WORK REQUIRED
Copy out all lines where "JSON" appears.

Stored data entries:
· · · · · · ·

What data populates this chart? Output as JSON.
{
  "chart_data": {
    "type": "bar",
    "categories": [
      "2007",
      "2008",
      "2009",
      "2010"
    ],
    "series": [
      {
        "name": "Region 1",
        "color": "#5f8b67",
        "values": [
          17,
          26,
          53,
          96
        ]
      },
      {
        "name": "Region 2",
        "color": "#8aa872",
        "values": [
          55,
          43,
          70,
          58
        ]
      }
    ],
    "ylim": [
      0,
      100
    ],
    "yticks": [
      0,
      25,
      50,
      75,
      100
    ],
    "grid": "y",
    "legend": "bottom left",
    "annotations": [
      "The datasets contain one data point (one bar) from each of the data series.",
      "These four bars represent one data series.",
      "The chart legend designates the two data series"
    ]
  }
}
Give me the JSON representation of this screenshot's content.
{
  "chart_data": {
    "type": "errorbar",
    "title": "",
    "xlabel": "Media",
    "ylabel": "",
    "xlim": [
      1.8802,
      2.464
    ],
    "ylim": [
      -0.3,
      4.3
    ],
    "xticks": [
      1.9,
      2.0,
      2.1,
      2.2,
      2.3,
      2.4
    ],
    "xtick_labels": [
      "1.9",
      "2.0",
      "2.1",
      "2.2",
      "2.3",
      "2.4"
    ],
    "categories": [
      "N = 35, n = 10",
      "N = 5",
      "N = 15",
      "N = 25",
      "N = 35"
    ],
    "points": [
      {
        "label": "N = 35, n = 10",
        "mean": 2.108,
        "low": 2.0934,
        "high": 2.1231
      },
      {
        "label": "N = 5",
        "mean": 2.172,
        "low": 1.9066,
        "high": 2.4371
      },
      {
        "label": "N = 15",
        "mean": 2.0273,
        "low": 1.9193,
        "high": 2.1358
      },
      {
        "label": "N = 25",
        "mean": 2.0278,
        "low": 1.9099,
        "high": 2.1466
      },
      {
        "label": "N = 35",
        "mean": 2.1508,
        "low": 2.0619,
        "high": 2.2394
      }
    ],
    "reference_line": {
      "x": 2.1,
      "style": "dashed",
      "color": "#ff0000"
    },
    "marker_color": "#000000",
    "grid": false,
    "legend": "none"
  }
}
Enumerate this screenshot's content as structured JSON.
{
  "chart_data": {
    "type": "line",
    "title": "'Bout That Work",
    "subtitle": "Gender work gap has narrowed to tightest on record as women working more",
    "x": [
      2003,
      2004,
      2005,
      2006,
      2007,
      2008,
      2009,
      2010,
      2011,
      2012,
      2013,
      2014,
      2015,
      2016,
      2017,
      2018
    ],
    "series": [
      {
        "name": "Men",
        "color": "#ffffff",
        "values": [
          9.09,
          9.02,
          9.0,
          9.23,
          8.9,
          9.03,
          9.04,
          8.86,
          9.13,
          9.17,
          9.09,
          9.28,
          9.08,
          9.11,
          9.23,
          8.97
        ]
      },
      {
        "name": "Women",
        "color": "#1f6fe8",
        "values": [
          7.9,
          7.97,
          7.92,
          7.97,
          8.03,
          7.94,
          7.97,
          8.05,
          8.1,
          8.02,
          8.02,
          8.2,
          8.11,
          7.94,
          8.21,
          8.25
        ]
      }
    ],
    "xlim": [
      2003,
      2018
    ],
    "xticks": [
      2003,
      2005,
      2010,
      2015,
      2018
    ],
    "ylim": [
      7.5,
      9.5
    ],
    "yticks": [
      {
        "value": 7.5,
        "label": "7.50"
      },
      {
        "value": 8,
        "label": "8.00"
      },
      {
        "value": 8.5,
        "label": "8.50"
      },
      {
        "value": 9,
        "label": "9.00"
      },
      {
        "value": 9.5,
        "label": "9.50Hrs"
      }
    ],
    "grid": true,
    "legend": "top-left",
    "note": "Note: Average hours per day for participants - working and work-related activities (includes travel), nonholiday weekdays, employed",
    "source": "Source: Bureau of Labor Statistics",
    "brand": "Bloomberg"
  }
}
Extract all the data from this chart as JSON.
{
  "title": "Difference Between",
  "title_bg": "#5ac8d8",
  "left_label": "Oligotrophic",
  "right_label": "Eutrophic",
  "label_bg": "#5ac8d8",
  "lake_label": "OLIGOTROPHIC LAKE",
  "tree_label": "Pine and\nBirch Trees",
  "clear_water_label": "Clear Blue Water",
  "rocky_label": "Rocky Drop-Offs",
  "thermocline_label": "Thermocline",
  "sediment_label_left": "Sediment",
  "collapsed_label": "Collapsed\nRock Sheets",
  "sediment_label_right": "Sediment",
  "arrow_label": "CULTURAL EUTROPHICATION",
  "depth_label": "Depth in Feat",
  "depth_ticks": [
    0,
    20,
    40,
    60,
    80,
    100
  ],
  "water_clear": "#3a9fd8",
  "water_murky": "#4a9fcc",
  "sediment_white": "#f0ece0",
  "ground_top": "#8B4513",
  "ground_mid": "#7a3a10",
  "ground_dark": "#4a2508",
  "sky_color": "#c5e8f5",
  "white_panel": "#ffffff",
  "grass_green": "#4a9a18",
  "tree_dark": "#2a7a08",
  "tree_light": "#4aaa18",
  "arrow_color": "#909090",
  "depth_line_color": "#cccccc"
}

· · · · · · ·

WRITTEN SOLUTION
What data populates this chart? Output as JSON.
Give me the JSON representation of this screenshot's content.
Enumerate this screenshot's content as structured JSON.
Extract all the data from this chart as JSON.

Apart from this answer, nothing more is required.